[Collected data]
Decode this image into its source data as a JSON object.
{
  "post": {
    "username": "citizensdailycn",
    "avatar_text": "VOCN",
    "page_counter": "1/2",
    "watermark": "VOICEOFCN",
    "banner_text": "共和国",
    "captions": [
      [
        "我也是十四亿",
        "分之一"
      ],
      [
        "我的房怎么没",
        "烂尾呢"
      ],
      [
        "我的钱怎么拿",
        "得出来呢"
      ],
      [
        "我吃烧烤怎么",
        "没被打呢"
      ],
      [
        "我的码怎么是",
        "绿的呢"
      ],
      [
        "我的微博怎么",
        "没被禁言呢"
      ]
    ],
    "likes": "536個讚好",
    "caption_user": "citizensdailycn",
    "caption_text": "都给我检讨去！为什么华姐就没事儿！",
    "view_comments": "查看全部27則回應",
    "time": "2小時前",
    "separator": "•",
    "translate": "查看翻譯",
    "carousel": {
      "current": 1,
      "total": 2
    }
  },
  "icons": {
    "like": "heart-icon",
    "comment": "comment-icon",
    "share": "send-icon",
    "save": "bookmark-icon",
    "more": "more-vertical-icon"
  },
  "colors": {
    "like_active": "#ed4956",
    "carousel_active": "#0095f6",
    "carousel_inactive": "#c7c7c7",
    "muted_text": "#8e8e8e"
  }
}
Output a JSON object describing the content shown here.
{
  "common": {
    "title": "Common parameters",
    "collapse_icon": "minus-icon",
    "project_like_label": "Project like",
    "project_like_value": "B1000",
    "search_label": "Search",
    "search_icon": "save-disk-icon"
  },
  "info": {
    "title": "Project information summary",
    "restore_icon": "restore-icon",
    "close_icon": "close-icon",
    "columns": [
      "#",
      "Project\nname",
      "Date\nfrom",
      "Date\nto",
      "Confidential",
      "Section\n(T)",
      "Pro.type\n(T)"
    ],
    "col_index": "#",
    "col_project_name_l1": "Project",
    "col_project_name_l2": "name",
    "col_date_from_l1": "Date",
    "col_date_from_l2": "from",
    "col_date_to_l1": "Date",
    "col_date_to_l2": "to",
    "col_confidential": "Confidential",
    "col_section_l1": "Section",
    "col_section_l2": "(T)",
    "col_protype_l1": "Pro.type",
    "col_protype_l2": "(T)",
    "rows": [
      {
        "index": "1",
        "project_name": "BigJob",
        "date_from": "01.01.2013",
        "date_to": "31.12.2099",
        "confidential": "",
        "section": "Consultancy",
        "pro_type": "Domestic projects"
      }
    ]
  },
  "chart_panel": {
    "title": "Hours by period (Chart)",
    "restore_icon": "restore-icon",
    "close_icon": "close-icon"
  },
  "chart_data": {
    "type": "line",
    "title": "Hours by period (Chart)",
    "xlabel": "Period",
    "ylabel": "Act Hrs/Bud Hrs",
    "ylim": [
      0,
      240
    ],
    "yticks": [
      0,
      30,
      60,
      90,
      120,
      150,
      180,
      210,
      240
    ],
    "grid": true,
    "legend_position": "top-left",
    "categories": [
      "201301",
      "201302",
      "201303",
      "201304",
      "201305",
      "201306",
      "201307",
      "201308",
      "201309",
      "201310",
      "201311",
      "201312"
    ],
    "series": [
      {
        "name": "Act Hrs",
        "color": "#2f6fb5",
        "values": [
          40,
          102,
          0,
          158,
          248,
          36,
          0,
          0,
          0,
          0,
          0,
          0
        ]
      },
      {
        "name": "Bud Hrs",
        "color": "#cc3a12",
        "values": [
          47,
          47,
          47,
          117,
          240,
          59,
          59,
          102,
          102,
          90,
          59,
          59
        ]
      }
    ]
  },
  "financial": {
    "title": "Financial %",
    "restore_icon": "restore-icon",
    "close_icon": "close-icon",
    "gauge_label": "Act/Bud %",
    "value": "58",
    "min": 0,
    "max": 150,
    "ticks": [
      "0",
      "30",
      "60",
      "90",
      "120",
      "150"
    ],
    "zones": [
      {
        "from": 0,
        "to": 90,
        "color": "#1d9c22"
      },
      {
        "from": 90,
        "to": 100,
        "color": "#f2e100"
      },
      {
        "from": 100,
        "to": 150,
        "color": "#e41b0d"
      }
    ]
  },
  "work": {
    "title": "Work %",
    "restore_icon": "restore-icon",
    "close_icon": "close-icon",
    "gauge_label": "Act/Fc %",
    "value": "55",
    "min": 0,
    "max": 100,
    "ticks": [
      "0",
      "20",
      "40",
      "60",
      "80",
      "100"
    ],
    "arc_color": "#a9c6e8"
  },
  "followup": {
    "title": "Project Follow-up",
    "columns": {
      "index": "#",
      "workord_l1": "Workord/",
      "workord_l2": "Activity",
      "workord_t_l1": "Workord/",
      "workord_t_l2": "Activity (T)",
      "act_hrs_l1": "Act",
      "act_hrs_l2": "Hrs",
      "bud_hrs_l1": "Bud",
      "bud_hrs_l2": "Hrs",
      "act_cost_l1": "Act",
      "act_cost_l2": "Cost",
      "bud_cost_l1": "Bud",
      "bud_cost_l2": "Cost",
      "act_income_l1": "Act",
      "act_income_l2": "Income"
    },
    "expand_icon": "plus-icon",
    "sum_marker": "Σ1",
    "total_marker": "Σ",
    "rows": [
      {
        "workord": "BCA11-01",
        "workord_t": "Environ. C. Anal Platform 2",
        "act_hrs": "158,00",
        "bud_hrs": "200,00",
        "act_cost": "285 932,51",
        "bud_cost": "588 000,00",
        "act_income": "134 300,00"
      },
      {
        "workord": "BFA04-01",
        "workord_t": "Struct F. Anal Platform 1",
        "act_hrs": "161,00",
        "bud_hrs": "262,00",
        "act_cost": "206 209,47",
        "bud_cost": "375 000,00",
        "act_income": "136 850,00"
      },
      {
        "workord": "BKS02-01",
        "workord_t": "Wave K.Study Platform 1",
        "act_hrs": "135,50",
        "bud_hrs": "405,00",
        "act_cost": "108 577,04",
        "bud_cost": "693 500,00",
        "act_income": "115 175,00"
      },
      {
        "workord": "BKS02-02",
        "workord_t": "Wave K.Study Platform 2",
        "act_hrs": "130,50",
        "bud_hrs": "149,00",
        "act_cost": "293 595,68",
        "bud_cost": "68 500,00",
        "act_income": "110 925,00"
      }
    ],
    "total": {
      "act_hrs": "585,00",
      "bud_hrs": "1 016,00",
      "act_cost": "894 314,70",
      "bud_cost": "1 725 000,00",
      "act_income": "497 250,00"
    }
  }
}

**Short problem**
Return the entries above exactly as they appear.

**Solution**
Decode this image into its source data as a JSON object.
{
  "post": {
    "username": "citizensdailycn",
    "avatar_text": "VOCN",
    "page_counter": "1/2",
    "watermark": "VOICEOFCN",
    "banner_text": "共和国",
    "captions": [
      [
        "我也是十四亿",
        "分之一"
      ],
      [
        "我的房怎么没",
        "烂尾呢"
      ],
      [
        "我的钱怎么拿",
        "得出来呢"
      ],
      [
        "我吃烧烤怎么",
        "没被打呢"
      ],
      [
        "我的码怎么是",
        "绿的呢"
      ],
      [
        "我的微博怎么",
        "没被禁言呢"
      ]
    ],
    "likes": "536個讚好",
    "caption_user": "citizensdailycn",
    "caption_text": "都给我检讨去！为什么华姐就没事儿！",
    "view_comments": "查看全部27則回應",
    "time": "2小時前",
    "separator": "•",
    "translate": "查看翻譯",
    "carousel": {
      "current": 1,
      "total": 2
    }
  },
  "icons": {
    "like": "heart-icon",
    "comment": "comment-icon",
    "share": "send-icon",
    "save": "bookmark-icon",
    "more": "more-vertical-icon"
  },
  "colors": {
    "like_active": "#ed4956",
    "carousel_active": "#0095f6",
    "carousel_inactive": "#c7c7c7",
    "muted_text": "#8e8e8e"
  }
}
Output a JSON object describing the content shown here.
{
  "common": {
    "title": "Common parameters",
    "collapse_icon": "minus-icon",
    "project_like_label": "Project like",
    "project_like_value": "B1000",
    "search_label": "Search",
    "search_icon": "save-disk-icon"
  },
  "info": {
    "title": "Project information summary",
    "restore_icon": "restore-icon",
    "close_icon": "close-icon",
    "columns": [
      "#",
      "Project\nname",
      "Date\nfrom",
      "Date\nto",
      "Confidential",
      "Section\n(T)",
      "Pro.type\n(T)"
    ],
    "col_index": "#",
    "col_project_name_l1": "Project",
    "col_project_name_l2": "name",
    "col_date_from_l1": "Date",
    "col_date_from_l2": "from",
    "col_date_to_l1": "Date",
    "col_date_to_l2": "to",
    "col_confidential": "Confidential",
    "col_section_l1": "Section",
    "col_section_l2": "(T)",
    "col_protype_l1": "Pro.type",
    "col_protype_l2": "(T)",
    "rows": [
      {
        "index": "1",
        "project_name": "BigJob",
        "date_from": "01.01.2013",
        "date_to": "31.12.2099",
        "confidential": "",
        "section": "Consultancy",
        "pro_type": "Domestic projects"
      }
    ]
  },
  "chart_panel": {
    "title": "Hours by period (Chart)",
    "restore_icon": "restore-icon",
    "close_icon": "close-icon"
  },
  "chart_data": {
    "type": "line",
    "title": "Hours by period (Chart)",
    "xlabel": "Period",
    "ylabel": "Act Hrs/Bud Hrs",
    "ylim": [
      0,
      240
    ],
    "yticks": [
      0,
      30,
      60,
      90,
      120,
      150,
      180,
      210,
      240
    ],
    "grid": true,
    "legend_position": "top-left",
    "categories": [
      "201301",
      "201302",
      "201303",
      "201304",
      "201305",
      "201306",
      "201307",
      "201308",
      "201309",
      "201310",
      "201311",
      "201312"
    ],
    "series": [
      {
        "name": "Act Hrs",
        "color": "#2f6fb5",
        "values": [
          40,
          102,
          0,
          158,
          248,
          36,
          0,
          0,
          0,
          0,
          0,
          0
        ]
      },
      {
        "name": "Bud Hrs",
        "color": "#cc3a12",
        "values": [
          47,
          47,
          47,
          117,
          240,
          59,
          59,
          102,
          102,
          90,
          59,
          59
        ]
      }
    ]
  },
  "financial": {
    "title": "Financial %",
    "restore_icon": "restore-icon",
    "close_icon": "close-icon",
    "gauge_label": "Act/Bud %",
    "value": "58",
    "min": 0,
    "max": 150,
    "ticks": [
      "0",
      "30",
      "60",
      "90",
      "120",
      "150"
    ],
    "zones": [
      {
        "from": 0,
        "to": 90,
        "color": "#1d9c22"
      },
      {
        "from": 90,
        "to": 100,
        "color": "#f2e100"
      },
      {
        "from": 100,
        "to": 150,
        "color": "#e41b0d"
      }
    ]
  },
  "work": {
    "title": "Work %",
    "restore_icon": "restore-icon",
    "close_icon": "close-icon",
    "gauge_label": "Act/Fc %",
    "value": "55",
    "min": 0,
    "max": 100,
    "ticks": [
      "0",
      "20",
      "40",
      "60",
      "80",
      "100"
    ],
    "arc_color": "#a9c6e8"
  },
  "followup": {
    "title": "Project Follow-up",
    "columns": {
      "index": "#",
      "workord_l1": "Workord/",
      "workord_l2": "Activity",
      "workord_t_l1": "Workord/",
      "workord_t_l2": "Activity (T)",
      "act_hrs_l1": "Act",
      "act_hrs_l2": "Hrs",
      "bud_hrs_l1": "Bud",
      "bud_hrs_l2": "Hrs",
      "act_cost_l1": "Act",
      "act_cost_l2": "Cost",
      "bud_cost_l1": "Bud",
      "bud_cost_l2": "Cost",
      "act_income_l1": "Act",
      "act_income_l2": "Income"
    },
    "expand_icon": "plus-icon",
    "sum_marker": "Σ1",
    "total_marker": "Σ",
    "rows": [
      {
        "workord": "BCA11-01",
        "workord_t": "Environ. C. Anal Platform 2",
        "act_hrs": "158,00",
        "bud_hrs": "200,00",
        "act_cost": "285 932,51",
        "bud_cost": "588 000,00",
        "act_income": "134 300,00"
      },
      {
        "workord": "BFA04-01",
        "workord_t": "Struct F. Anal Platform 1",
        "act_hrs": "161,00",
        "bud_hrs": "262,00",
        "act_cost": "206 209,47",
        "bud_cost": "375 000,00",
        "act_income": "136 850,00"
      },
      {
        "workord": "BKS02-01",
        "workord_t": "Wave K.Study Platform 1",
        "act_hrs": "135,50",
        "bud_hrs": "405,00",
        "act_cost": "108 577,04",
        "bud_cost": "693 500,00",
        "act_income": "115 175,00"
      },
      {
        "workord": "BKS02-02",
        "workord_t": "Wave K.Study Platform 2",
        "act_hrs": "130,50",
        "bud_hrs": "149,00",
        "act_cost": "293 595,68",
        "bud_cost": "68 500,00",
        "act_income": "110 925,00"
      }
    ],
    "total": {
      "act_hrs": "585,00",
      "bud_hrs": "1 016,00",
      "act_cost": "894 314,70",
      "bud_cost": "1 725 000,00",
      "act_income": "497 250,00"
    }
  }
}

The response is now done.